=== Material shown ===

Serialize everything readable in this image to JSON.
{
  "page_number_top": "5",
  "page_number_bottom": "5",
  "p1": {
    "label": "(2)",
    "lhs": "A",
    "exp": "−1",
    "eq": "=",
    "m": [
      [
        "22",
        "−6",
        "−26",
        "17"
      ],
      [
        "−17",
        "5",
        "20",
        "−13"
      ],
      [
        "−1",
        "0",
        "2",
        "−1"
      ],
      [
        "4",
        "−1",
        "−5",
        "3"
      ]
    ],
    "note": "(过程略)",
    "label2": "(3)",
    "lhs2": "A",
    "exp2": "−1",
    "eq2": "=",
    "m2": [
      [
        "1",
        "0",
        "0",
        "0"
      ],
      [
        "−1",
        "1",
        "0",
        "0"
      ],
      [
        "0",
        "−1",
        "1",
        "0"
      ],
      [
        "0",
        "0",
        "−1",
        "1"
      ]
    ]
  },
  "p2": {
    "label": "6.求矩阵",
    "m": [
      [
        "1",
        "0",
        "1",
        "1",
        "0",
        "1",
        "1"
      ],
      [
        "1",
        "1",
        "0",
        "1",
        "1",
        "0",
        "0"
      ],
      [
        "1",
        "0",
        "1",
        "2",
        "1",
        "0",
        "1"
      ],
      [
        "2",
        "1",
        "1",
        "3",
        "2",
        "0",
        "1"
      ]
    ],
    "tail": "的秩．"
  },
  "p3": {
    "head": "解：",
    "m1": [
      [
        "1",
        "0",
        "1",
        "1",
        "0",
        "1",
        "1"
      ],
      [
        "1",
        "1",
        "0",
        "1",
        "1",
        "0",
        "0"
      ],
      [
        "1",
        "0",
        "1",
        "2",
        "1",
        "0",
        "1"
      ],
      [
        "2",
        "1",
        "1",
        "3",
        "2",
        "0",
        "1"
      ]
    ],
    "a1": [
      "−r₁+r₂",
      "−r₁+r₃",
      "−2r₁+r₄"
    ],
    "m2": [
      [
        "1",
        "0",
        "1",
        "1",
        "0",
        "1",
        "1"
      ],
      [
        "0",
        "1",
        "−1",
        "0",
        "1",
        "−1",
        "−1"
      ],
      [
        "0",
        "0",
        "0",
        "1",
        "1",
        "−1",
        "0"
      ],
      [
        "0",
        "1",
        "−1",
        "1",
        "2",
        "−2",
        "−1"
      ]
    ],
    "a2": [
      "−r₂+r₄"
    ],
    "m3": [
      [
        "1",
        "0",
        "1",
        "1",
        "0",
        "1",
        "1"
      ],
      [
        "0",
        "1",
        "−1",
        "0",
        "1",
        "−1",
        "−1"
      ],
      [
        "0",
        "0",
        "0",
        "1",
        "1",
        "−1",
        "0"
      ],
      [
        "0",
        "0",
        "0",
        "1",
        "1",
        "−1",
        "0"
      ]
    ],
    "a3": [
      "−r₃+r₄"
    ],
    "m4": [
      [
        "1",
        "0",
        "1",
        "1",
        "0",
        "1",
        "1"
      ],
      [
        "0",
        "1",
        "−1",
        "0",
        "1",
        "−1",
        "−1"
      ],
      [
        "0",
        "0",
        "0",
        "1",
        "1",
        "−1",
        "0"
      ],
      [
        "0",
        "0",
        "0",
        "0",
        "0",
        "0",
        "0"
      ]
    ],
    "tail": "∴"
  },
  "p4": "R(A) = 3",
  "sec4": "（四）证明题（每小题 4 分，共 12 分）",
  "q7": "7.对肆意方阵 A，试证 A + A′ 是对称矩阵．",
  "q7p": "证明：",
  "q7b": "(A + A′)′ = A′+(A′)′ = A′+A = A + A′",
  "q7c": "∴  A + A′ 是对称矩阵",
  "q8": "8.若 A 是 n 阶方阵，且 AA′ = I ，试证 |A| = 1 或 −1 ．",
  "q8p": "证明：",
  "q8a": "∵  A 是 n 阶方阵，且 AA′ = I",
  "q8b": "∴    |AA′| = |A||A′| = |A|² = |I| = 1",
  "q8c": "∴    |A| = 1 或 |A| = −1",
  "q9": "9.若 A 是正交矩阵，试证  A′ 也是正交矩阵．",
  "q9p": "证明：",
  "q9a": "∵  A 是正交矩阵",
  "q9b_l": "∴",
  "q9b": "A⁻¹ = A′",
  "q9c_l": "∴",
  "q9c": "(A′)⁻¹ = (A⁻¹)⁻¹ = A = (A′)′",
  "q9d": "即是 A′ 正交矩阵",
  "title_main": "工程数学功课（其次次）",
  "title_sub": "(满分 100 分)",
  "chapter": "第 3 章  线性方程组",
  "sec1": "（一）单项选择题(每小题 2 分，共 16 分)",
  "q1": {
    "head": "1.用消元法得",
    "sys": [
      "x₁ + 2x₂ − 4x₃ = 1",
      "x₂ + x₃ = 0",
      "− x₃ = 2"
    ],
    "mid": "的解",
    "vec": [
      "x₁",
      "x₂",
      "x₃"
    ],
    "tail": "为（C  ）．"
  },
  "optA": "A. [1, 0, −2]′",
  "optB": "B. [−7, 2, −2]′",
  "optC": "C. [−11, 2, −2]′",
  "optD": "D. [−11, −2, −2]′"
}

===

Task to carry out
Return all the data above once more, precisely as given.

Answer for the task
Serialize everything readable in this image to JSON.
{
  "page_number_top": "5",
  "page_number_bottom": "5",
  "p1": {
    "label": "(2)",
    "lhs": "A",
    "exp": "−1",
    "eq": "=",
    "m": [
      [
        "22",
        "−6",
        "−26",
        "17"
      ],
      [
        "−17",
        "5",
        "20",
        "−13"
      ],
      [
        "−1",
        "0",
        "2",
        "−1"
      ],
      [
        "4",
        "−1",
        "−5",
        "3"
      ]
    ],
    "note": "(过程略)",
    "label2": "(3)",
    "lhs2": "A",
    "exp2": "−1",
    "eq2": "=",
    "m2": [
      [
        "1",
        "0",
        "0",
        "0"
      ],
      [
        "−1",
        "1",
        "0",
        "0"
      ],
      [
        "0",
        "−1",
        "1",
        "0"
      ],
      [
        "0",
        "0",
        "−1",
        "1"
      ]
    ]
  },
  "p2": {
    "label": "6.求矩阵",
    "m": [
      [
        "1",
        "0",
        "1",
        "1",
        "0",
        "1",
        "1"
      ],
      [
        "1",
        "1",
        "0",
        "1",
        "1",
        "0",
        "0"
      ],
      [
        "1",
        "0",
        "1",
        "2",
        "1",
        "0",
        "1"
      ],
      [
        "2",
        "1",
        "1",
        "3",
        "2",
        "0",
        "1"
      ]
    ],
    "tail": "的秩．"
  },
  "p3": {
    "head": "解：",
    "m1": [
      [
        "1",
        "0",
        "1",
        "1",
        "0",
        "1",
        "1"
      ],
      [
        "1",
        "1",
        "0",
        "1",
        "1",
        "0",
        "0"
      ],
      [
        "1",
        "0",
        "1",
        "2",
        "1",
        "0",
        "1"
      ],
      [
        "2",
        "1",
        "1",
        "3",
        "2",
        "0",
        "1"
      ]
    ],
    "a1": [
      "−r₁+r₂",
      "−r₁+r₃",
      "−2r₁+r₄"
    ],
    "m2": [
      [
        "1",
        "0",
        "1",
        "1",
        "0",
        "1",
        "1"
      ],
      [
        "0",
        "1",
        "−1",
        "0",
        "1",
        "−1",
        "−1"
      ],
      [
        "0",
        "0",
        "0",
        "1",
        "1",
        "−1",
        "0"
      ],
      [
        "0",
        "1",
        "−1",
        "1",
        "2",
        "−2",
        "−1"
      ]
    ],
    "a2": [
      "−r₂+r₄"
    ],
    "m3": [
      [
        "1",
        "0",
        "1",
        "1",
        "0",
        "1",
        "1"
      ],
      [
        "0",
        "1",
        "−1",
        "0",
        "1",
        "−1",
        "−1"
      ],
      [
        "0",
        "0",
        "0",
        "1",
        "1",
        "−1",
        "0"
      ],
      [
        "0",
        "0",
        "0",
        "1",
        "1",
        "−1",
        "0"
      ]
    ],
    "a3": [
      "−r₃+r₄"
    ],
    "m4": [
      [
        "1",
        "0",
        "1",
        "1",
        "0",
        "1",
        "1"
      ],
      [
        "0",
        "1",
        "−1",
        "0",
        "1",
        "−1",
        "−1"
      ],
      [
        "0",
        "0",
        "0",
        "1",
        "1",
        "−1",
        "0"
      ],
      [
        "0",
        "0",
        "0",
        "0",
        "0",
        "0",
        "0"
      ]
    ],
    "tail": "∴"
  },
  "p4": "R(A) = 3",
  "sec4": "（四）证明题（每小题 4 分，共 12 分）",
  "q7": "7.对肆意方阵 A，试证 A + A′ 是对称矩阵．",
  "q7p": "证明：",
  "q7b": "(A + A′)′ = A′+(A′)′ = A′+A = A + A′",
  "q7c": "∴  A + A′ 是对称矩阵",
  "q8": "8.若 A 是 n 阶方阵，且 AA′ = I ，试证 |A| = 1 或 −1 ．",
  "q8p": "证明：",
  "q8a": "∵  A 是 n 阶方阵，且 AA′ = I",
  "q8b": "∴    |AA′| = |A||A′| = |A|² = |I| = 1",
  "q8c": "∴    |A| = 1 或 |A| = −1",
  "q9": "9.若 A 是正交矩阵，试证  A′ 也是正交矩阵．",
  "q9p": "证明：",
  "q9a": "∵  A 是正交矩阵",
  "q9b_l": "∴",
  "q9b": "A⁻¹ = A′",
  "q9c_l": "∴",
  "q9c": "(A′)⁻¹ = (A⁻¹)⁻¹ = A = (A′)′",
  "q9d": "即是 A′ 正交矩阵",
  "title_main": "工程数学功课（其次次）",
  "title_sub": "(满分 100 分)",
  "chapter": "第 3 章  线性方程组",
  "sec1": "（一）单项选择题(每小题 2 分，共 16 分)",
  "q1": {
    "head": "1.用消元法得",
    "sys": [
      "x₁ + 2x₂ − 4x₃ = 1",
      "x₂ + x₃ = 0",
      "− x₃ = 2"
    ],
    "mid": "的解",
    "vec": [
      "x₁",
      "x₂",
      "x₃"
    ],
    "tail": "为（C  ）．"
  },
  "optA": "A. [1, 0, −2]′",
  "optB": "B. [−7, 2, −2]′",
  "optC": "C. [−11, 2, −2]′",
  "optD": "D. [−11, −2, −2]′"
}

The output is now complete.